(Collected data entries)
+---+

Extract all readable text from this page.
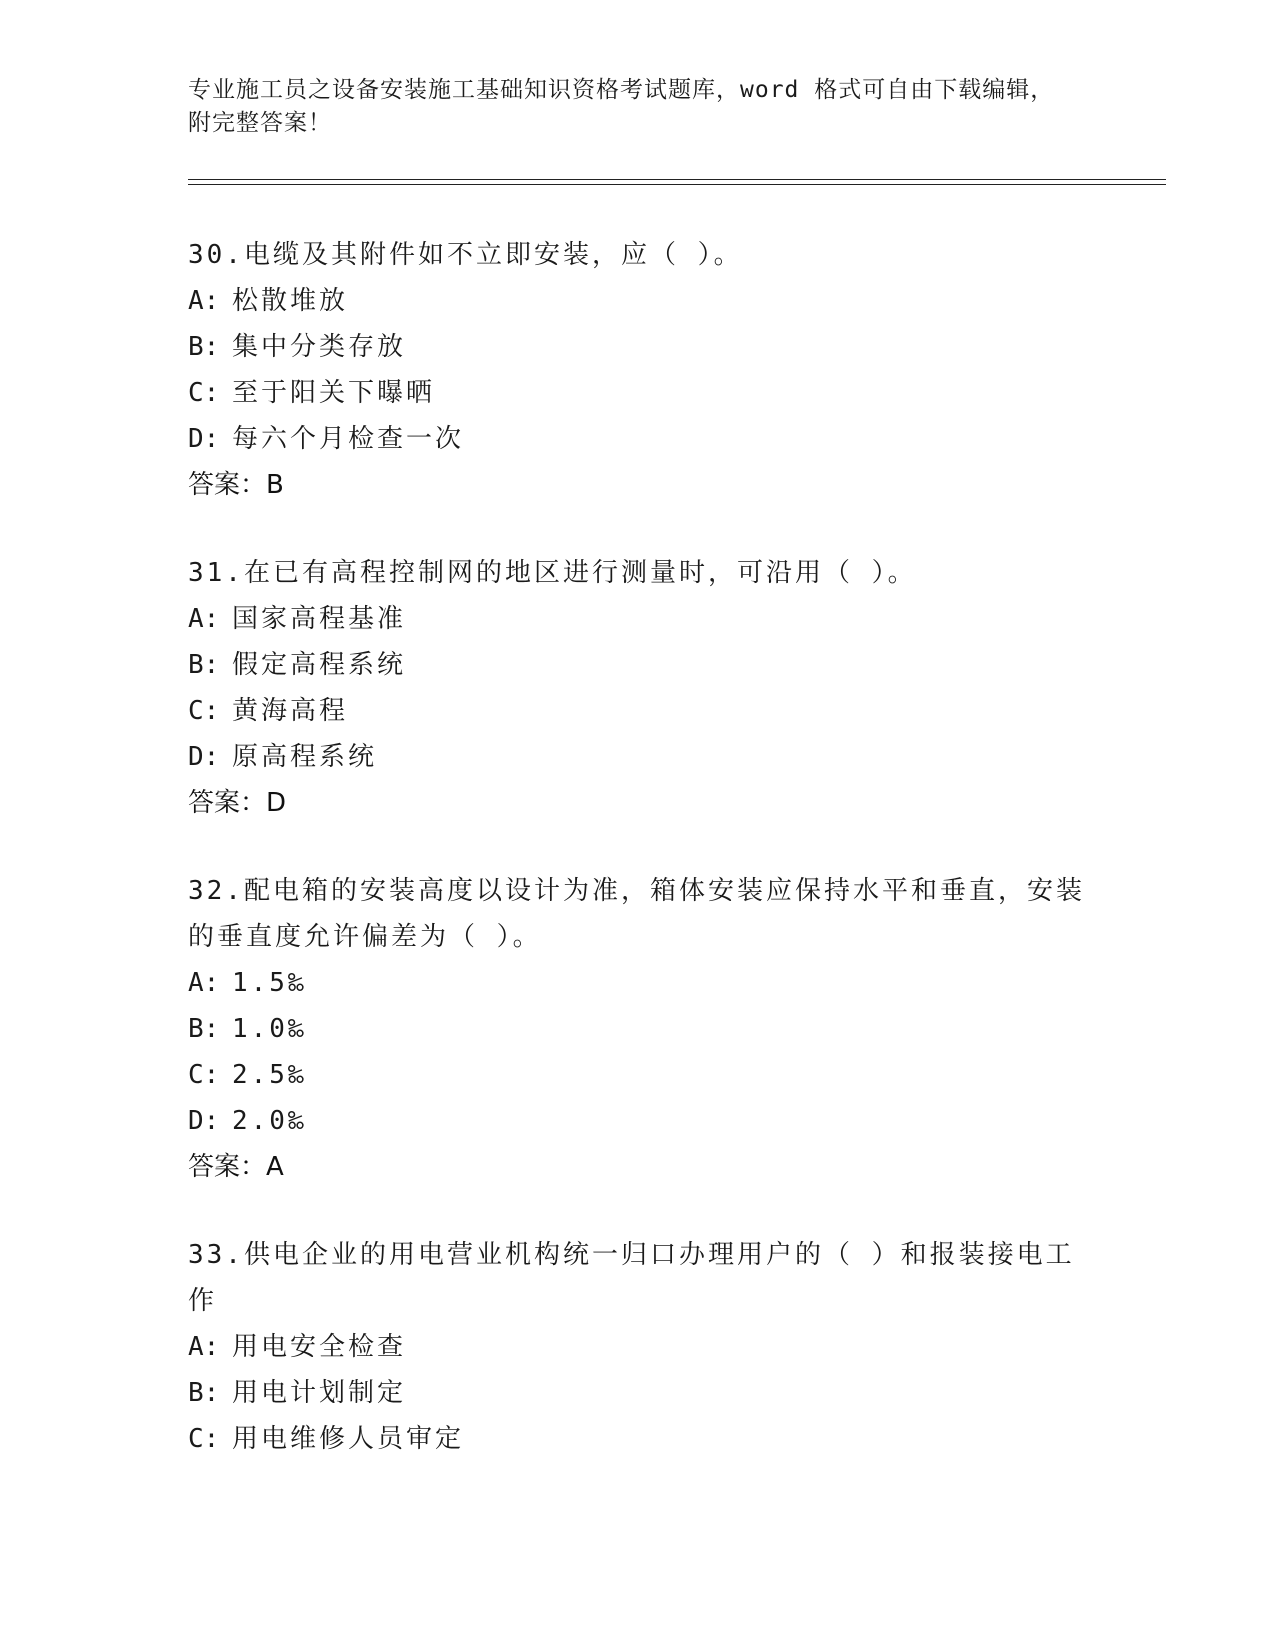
专业施工员之设备安装施工基础知识资格考试题库，word 格式可自由下载编辑，
附完整答案！

30.电缆及其附件如不立即安装，应（ ）。

A: 松散堆放

B: 集中分类存放

C: 至于阳关下曝晒

D: 每六个月检查一次

答案：B

31.在已有高程控制网的地区进行测量时，可沿用（ ）。

A: 国家高程基准

B: 假定高程系统

C: 黄海高程

D: 原高程系统

答案：D

32.配电箱的安装高度以设计为准，箱体安装应保持水平和垂直，安装

的垂直度允许偏差为（ ）。

A: 1.5‰

B: 1.0‰

C: 2.5‰

D: 2.0‰

答案：A

33.供电企业的用电营业机构统一归口办理用户的（ ）和报装接电工

作

A: 用电安全检查

B: 用电计划制定

C: 用电维修人员审定
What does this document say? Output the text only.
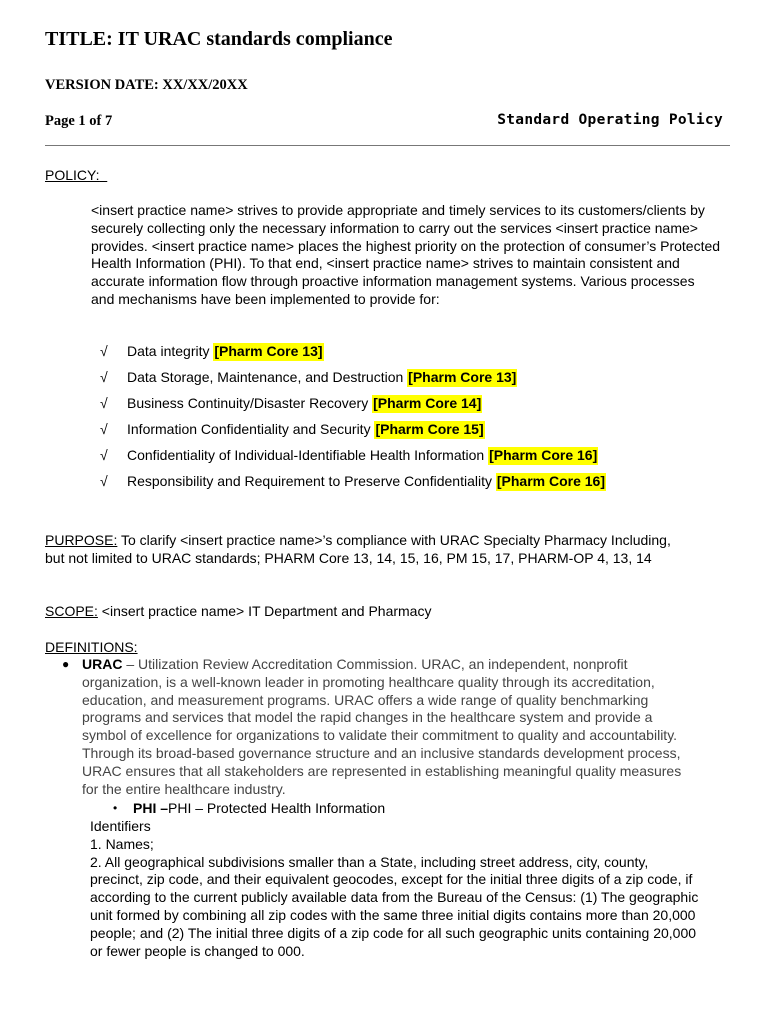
TITLE: IT URAC standards compliance
VERSION DATE: XX/XX/20XX
Page 1 of 7	Standard Operating Policy
POLICY:
<insert practice name> strives to provide appropriate and timely services to its customers/clients by securely collecting only the necessary information to carry out the services <insert practice name> provides. <insert practice name> places the highest priority on the protection of consumer’s Protected Health Information (PHI). To that end, <insert practice name> strives to maintain consistent and accurate information flow through proactive information management systems. Various processes and mechanisms have been implemented to provide for:
√	Data integrity
[Pharm Core 13]
√	Data Storage, Maintenance, and Destruction
[Pharm Core 13]
√	Business Continuity/Disaster Recovery
[Pharm Core 14]
√	Information Confidentiality and Security
[Pharm Core 15]
√	Confidentiality of Individual-Identifiable Health Information
[Pharm Core 16]
√	Responsibility and Requirement to Preserve Confidentiality
[Pharm Core 16]
PURPOSE: To clarify <insert practice name>’s compliance with URAC Specialty Pharmacy Including, but not limited to URAC standards; PHARM Core 13, 14, 15, 16, PM 15, 17, PHARM-OP 4, 13, 14
SCOPE: <insert practice name> IT Department and Pharmacy
DEFINITIONS:
● URAC – Utilization Review Accreditation Commission. URAC, an independent, nonprofit organization, is a well-known leader in promoting healthcare quality through its accreditation, education, and measurement programs. URAC offers a wide range of quality benchmarking programs and services that model the rapid changes in the healthcare system and provide a symbol of excellence for organizations to validate their commitment to quality and accountability. Through its broad-based governance structure and an inclusive standards development process, URAC ensures that all stakeholders are represented in establishing meaningful quality measures for the entire healthcare industry.
•	PHI – PHI – Protected Health Information
Identifiers
1. Names;
2. All geographical subdivisions smaller than a State, including street address, city, county, precinct, zip code, and their equivalent geocodes, except for the initial three digits of a zip code, if according to the current publicly available data from the Bureau of the Census: (1) The geographic unit formed by combining all zip codes with the same three initial digits contains more than 20,000 people; and (2) The initial three digits of a zip code for all such geographic units containing 20,000 or fewer people is changed to 000.
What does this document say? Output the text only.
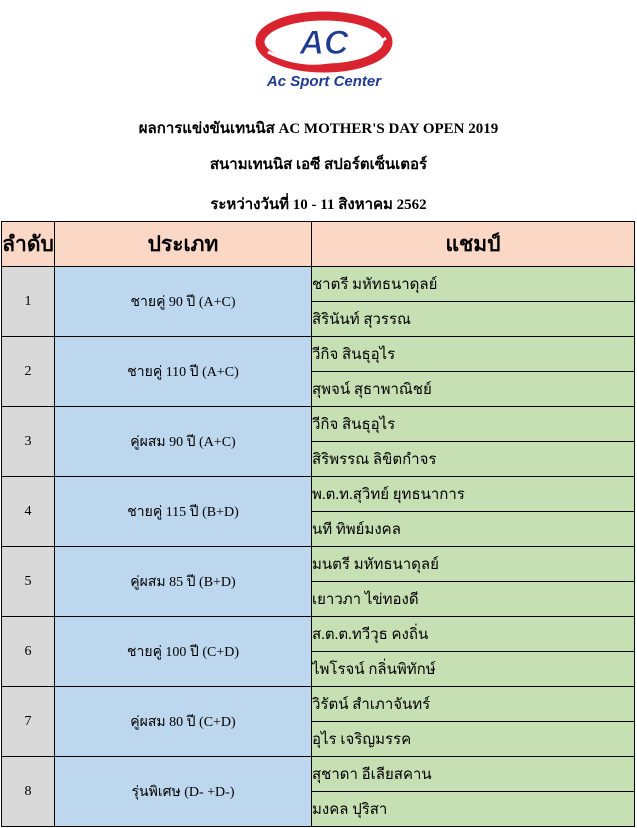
AC
Ac Sport Center
ผลการแข่งขันเทนนิส AC MOTHER'S DAY OPEN 2019
สนามเทนนิส เอซี สปอร์ตเซ็นเตอร์
ระหว่างวันที่ 10 - 11 สิงหาคม 2562
ลำดับ	ประเภท	แชมป์
1	ชายคู่ 90 ปี (A+C)	ชาตรี มหัทธนาดุลย์
		สิรินันท์ สุวรรณ
2	ชายคู่ 110 ปี (A+C)	วีกิจ สินธุอุไร
		สุพจน์ สุธาพาณิชย์
3	คู่ผสม 90 ปี (A+C)	วีกิจ สินธุอุไร
		สิริพรรณ ลิขิตกำจร
4	ชายคู่ 115 ปี (B+D)	พ.ต.ท.สุวิทย์ ยุทธนาการ
		นที ทิพย์มงคล
5	คู่ผสม 85 ปี (B+D)	มนตรี มหัทธนาดุลย์
		เยาวภา ไข่ทองดี
6	ชายคู่ 100 ปี (C+D)	ส.ต.ต.ทวีวุธ คงถิ่น
		ไพโรจน์ กลิ่นพิทักษ์
7	คู่ผสม 80 ปี (C+D)	วิรัตน์ สำเภาจันทร์
		อุไร เจริญมรรค
8	รุ่นพิเศษ (D- +D-)	สุชาดา อีเลียสคาน
		มงคล ปุริสา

+---+

Required task: Return the lines of the records that include the string "Pharmacy".

Response to this exercise:
PURPOSE: To clarify <insert practice name>’s compliance with URAC Specialty Pharmacy Including, but not limited to URAC standards; PHARM Core 13, 14, 15, 16, PM 15, 17, PHARM-OP 4, 13, 14
SCOPE: <insert practice name> IT Department and Pharmacy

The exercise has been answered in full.